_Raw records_
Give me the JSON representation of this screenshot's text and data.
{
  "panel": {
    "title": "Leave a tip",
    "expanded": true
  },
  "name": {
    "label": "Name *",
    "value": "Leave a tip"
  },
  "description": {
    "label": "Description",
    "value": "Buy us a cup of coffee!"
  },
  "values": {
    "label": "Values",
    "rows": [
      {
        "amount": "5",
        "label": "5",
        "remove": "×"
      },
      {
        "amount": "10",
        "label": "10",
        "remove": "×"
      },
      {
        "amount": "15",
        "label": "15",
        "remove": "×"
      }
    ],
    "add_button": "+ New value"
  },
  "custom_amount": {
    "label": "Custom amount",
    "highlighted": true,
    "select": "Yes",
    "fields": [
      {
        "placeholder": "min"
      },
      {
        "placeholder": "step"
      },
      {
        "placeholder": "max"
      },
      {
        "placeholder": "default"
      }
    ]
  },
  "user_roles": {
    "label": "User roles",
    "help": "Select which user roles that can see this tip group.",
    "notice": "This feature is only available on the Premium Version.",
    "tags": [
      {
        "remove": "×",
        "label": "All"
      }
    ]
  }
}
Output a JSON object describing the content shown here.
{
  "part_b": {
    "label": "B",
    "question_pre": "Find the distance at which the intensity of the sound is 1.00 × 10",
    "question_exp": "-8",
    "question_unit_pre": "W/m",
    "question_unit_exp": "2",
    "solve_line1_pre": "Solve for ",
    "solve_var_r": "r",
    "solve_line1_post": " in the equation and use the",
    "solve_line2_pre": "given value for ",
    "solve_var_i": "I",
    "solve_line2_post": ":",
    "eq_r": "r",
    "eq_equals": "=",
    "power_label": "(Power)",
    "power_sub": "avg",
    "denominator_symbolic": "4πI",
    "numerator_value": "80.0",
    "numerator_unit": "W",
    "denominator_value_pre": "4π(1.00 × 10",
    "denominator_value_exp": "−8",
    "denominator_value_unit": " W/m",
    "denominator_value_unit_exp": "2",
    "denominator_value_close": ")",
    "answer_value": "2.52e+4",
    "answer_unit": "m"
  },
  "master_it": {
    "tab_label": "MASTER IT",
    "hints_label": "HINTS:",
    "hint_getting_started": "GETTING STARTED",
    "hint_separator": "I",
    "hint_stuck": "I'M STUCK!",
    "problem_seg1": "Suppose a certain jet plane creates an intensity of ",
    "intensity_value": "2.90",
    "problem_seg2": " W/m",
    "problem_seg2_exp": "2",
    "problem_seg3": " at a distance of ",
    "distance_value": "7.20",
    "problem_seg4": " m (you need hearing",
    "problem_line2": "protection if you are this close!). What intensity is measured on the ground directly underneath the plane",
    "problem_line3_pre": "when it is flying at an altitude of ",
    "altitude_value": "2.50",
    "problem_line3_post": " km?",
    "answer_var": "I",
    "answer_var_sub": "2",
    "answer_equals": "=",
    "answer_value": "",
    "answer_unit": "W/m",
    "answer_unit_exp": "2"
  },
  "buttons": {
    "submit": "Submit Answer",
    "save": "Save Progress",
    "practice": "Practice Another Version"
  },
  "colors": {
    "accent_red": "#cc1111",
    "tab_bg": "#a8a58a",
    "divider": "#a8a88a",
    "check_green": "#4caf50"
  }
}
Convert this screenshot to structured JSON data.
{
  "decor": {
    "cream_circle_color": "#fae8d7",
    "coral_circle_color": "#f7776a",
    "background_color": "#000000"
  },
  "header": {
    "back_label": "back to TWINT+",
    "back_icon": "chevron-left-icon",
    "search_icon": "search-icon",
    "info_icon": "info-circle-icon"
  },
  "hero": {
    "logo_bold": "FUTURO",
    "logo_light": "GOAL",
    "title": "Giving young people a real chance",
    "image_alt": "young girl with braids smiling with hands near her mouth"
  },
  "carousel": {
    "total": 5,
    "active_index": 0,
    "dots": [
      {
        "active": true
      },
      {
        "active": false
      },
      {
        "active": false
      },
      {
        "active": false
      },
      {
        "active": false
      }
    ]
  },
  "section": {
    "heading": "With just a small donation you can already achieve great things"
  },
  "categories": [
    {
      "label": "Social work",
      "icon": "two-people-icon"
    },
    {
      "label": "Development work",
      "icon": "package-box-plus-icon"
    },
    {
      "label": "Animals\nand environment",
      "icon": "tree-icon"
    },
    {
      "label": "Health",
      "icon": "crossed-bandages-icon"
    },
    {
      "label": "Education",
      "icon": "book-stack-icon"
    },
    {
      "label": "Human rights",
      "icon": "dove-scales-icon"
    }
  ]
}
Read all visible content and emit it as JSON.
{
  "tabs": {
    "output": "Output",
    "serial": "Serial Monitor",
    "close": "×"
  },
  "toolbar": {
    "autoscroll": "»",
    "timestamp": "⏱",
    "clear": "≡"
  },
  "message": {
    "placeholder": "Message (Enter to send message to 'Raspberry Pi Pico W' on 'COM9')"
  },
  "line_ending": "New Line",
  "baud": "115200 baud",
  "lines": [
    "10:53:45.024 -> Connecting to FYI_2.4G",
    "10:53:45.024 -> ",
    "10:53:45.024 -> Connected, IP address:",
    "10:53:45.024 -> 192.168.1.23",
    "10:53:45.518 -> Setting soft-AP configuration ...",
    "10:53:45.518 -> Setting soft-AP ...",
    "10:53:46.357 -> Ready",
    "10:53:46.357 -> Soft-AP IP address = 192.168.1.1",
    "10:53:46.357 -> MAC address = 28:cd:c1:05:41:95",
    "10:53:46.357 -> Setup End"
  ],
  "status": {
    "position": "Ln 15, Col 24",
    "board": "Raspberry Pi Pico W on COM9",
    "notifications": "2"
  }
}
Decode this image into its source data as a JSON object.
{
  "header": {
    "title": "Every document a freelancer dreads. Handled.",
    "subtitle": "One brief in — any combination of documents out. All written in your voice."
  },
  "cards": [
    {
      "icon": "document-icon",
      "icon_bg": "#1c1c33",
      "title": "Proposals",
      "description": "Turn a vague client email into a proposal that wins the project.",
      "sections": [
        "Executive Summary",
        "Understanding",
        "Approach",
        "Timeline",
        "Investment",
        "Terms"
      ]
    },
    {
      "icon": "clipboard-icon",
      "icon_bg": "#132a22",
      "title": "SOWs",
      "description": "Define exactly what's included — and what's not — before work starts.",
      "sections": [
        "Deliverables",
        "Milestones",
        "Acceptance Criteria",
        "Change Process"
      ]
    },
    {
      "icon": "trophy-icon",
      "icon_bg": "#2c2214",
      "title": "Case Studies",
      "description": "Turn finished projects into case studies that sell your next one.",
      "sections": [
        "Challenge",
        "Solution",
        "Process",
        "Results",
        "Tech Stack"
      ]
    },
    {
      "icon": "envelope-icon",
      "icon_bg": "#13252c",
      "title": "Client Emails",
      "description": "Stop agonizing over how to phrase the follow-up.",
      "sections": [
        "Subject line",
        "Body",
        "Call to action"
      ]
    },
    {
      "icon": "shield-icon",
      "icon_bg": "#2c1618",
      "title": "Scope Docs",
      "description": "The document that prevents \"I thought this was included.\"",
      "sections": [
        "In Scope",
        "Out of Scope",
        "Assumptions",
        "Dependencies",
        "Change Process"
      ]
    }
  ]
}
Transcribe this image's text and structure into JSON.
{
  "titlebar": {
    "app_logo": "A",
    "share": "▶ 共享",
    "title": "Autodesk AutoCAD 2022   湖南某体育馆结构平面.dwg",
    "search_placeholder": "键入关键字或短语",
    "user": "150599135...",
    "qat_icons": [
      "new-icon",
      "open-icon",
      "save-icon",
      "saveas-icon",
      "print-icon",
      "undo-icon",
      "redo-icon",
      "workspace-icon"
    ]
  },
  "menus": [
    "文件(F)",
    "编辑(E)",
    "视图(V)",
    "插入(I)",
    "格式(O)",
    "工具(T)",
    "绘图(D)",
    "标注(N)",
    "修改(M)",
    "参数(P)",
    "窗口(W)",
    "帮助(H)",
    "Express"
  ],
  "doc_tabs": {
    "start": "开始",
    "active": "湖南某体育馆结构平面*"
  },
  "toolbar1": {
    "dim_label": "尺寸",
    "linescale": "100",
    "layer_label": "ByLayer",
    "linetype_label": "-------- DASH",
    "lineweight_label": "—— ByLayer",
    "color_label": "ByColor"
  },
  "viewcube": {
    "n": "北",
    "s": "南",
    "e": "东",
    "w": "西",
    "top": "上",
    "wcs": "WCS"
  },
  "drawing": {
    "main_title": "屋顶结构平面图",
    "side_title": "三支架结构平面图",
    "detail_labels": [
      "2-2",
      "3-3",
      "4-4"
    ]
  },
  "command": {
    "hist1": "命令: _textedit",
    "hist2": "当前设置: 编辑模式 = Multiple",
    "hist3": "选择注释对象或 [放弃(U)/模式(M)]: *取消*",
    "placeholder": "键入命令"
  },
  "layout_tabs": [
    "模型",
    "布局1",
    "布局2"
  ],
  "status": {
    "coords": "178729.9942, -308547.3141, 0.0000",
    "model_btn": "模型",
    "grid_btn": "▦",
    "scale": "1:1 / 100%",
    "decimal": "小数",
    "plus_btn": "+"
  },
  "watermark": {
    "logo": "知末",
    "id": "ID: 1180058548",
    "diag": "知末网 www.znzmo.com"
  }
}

_Your goal_
Of all the lines above, how many contain "Scope"? Give the number and nothing more.

_Solution for this task_
3